■ **EXERCISE AIM**
Look for the string "description" in the lines and copy each line that has it.

■ **EXCERPTED RECORDS**
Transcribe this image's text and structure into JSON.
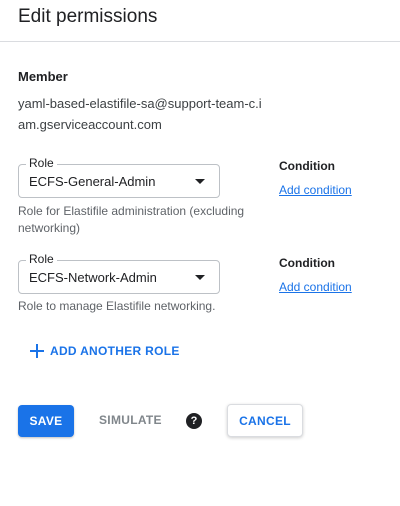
{
  "header": {
    "title": "Edit permissions"
  },
  "member": {
    "label": "Member",
    "value": "yaml-based-elastifile-sa@support-team-c.iam.gserviceaccount.com"
  },
  "roles": [
    {
      "label": "Role",
      "value": "ECFS-General-Admin",
      "description": "Role for Elastifile administration (excluding networking)",
      "condition_label": "Condition",
      "condition_link": "Add condition"
    },
    {
      "label": "Role",
      "value": "ECFS-Network-Admin",
      "description": "Role to manage Elastifile networking.",
      "condition_label": "Condition",
      "condition_link": "Add condition"
    }
  ],
  "add_role_label": "ADD ANOTHER ROLE",
  "actions": {
    "save_label": "SAVE",
    "simulate_label": "SIMULATE",
    "help_glyph": "?",
    "cancel_label": "CANCEL"
  },
  "colors": {
    "accent": "#1a73e8",
    "text": "#202124",
    "secondary_text": "#5f6368",
    "border": "#dadce0"
  }
}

■ **RESULT OF THIS EXERCISE**
      "description": "Role for Elastifile administration (excluding networking)",
      "description": "Role to manage Elastifile networking.",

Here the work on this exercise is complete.